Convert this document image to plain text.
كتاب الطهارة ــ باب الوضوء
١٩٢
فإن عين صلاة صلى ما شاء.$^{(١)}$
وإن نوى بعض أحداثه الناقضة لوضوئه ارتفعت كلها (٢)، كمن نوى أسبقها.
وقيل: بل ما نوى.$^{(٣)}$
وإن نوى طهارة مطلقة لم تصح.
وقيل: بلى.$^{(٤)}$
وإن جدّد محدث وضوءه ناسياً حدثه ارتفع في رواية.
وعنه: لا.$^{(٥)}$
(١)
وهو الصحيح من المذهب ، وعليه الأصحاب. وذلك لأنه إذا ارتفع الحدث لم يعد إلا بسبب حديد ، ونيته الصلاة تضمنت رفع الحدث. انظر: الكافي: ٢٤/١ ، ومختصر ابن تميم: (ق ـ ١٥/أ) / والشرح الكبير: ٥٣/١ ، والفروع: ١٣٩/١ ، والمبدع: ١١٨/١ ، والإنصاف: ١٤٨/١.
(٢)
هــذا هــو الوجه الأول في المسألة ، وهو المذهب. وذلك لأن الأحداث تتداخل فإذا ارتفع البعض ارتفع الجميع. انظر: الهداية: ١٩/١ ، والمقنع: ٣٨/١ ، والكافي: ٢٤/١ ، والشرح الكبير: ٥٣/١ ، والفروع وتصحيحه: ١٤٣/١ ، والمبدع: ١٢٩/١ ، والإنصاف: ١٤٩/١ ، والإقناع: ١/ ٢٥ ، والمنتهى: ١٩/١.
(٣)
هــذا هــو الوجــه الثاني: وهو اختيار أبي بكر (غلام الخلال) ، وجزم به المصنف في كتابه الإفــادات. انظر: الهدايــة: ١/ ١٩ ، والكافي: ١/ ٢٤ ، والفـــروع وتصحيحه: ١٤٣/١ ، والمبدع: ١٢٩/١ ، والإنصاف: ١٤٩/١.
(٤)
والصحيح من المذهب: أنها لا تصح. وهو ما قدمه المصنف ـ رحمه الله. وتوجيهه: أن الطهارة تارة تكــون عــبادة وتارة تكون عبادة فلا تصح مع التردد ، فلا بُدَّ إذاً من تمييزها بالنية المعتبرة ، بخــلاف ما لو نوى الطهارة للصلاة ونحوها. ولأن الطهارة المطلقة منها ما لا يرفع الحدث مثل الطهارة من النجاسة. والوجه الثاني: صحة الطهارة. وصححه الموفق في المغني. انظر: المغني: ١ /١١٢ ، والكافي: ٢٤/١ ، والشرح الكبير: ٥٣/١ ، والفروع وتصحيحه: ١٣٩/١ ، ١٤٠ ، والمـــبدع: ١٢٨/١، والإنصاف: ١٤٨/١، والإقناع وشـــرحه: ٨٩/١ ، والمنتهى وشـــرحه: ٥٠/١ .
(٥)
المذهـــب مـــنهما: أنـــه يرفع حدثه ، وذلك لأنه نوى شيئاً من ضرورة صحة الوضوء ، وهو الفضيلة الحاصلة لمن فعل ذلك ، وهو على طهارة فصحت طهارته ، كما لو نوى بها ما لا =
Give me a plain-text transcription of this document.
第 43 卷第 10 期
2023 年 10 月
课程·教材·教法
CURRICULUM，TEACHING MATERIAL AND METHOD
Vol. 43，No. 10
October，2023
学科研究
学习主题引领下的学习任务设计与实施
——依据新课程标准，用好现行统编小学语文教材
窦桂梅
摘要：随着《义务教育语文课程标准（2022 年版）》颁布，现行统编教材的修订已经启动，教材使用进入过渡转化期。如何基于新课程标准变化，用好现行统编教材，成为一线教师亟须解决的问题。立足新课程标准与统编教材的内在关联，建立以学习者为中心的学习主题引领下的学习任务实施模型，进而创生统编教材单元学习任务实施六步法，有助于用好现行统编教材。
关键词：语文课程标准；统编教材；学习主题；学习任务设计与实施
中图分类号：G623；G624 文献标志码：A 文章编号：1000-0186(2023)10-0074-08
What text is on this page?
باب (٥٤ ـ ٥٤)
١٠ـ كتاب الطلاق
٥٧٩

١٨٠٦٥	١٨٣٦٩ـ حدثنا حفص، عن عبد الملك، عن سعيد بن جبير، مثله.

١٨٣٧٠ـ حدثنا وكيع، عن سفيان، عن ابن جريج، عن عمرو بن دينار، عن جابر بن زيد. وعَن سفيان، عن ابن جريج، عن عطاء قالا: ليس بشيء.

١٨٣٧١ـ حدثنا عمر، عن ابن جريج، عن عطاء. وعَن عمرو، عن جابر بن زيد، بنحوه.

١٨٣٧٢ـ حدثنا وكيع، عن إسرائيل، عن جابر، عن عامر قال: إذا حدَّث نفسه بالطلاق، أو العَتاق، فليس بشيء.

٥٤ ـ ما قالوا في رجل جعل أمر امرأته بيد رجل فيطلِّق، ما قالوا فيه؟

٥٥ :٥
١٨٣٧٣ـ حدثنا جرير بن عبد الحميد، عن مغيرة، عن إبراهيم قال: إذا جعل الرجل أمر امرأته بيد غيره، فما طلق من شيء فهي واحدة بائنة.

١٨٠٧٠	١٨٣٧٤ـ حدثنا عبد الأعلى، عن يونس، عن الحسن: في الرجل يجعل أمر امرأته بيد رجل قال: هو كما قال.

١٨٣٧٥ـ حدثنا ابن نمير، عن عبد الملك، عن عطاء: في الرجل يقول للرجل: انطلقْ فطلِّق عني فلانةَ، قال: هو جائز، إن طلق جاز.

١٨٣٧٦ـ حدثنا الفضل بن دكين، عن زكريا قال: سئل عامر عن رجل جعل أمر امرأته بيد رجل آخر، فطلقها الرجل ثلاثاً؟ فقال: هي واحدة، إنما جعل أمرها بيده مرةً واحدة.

* [Written task]
Read the lines above. Gather those in which the string "والكافي" is found.

* [Exercise response]
هــذا هــو الوجه الأول في المسألة ، وهو المذهب. وذلك لأن الأحداث تتداخل فإذا ارتفع البعض ارتفع الجميع. انظر: الهداية: ١٩/١ ، والمقنع: ٣٨/١ ، والكافي: ٢٤/١ ، والشرح الكبير: ٥٣/١ ، والفروع وتصحيحه: ١٤٣/١ ، والمبدع: ١٢٩/١ ، والإنصاف: ١٤٩/١ ، والإقناع: ١/ ٢٥ ، والمنتهى: ١٩/١.
هــذا هــو الوجــه الثاني: وهو اختيار أبي بكر (غلام الخلال) ، وجزم به المصنف في كتابه الإفــادات. انظر: الهدايــة: ١/ ١٩ ، والكافي: ١/ ٢٤ ، والفـــروع وتصحيحه: ١٤٣/١ ، والمبدع: ١٢٩/١ ، والإنصاف: ١٤٩/١.
والصحيح من المذهب: أنها لا تصح. وهو ما قدمه المصنف ـ رحمه الله. وتوجيهه: أن الطهارة تارة تكــون عــبادة وتارة تكون عبادة فلا تصح مع التردد ، فلا بُدَّ إذاً من تمييزها بالنية المعتبرة ، بخــلاف ما لو نوى الطهارة للصلاة ونحوها. ولأن الطهارة المطلقة منها ما لا يرفع الحدث مثل الطهارة من النجاسة. والوجه الثاني: صحة الطهارة. وصححه الموفق في المغني. انظر: المغني: ١ /١١٢ ، والكافي: ٢٤/١ ، والشرح الكبير: ٥٣/١ ، والفروع وتصحيحه: ١٣٩/١ ، ١٤٠ ، والمـــبدع: ١٢٨/١، والإنصاف: ١٤٨/١، والإقناع وشـــرحه: ٨٩/١ ، والمنتهى وشـــرحه: ٥٠/١ .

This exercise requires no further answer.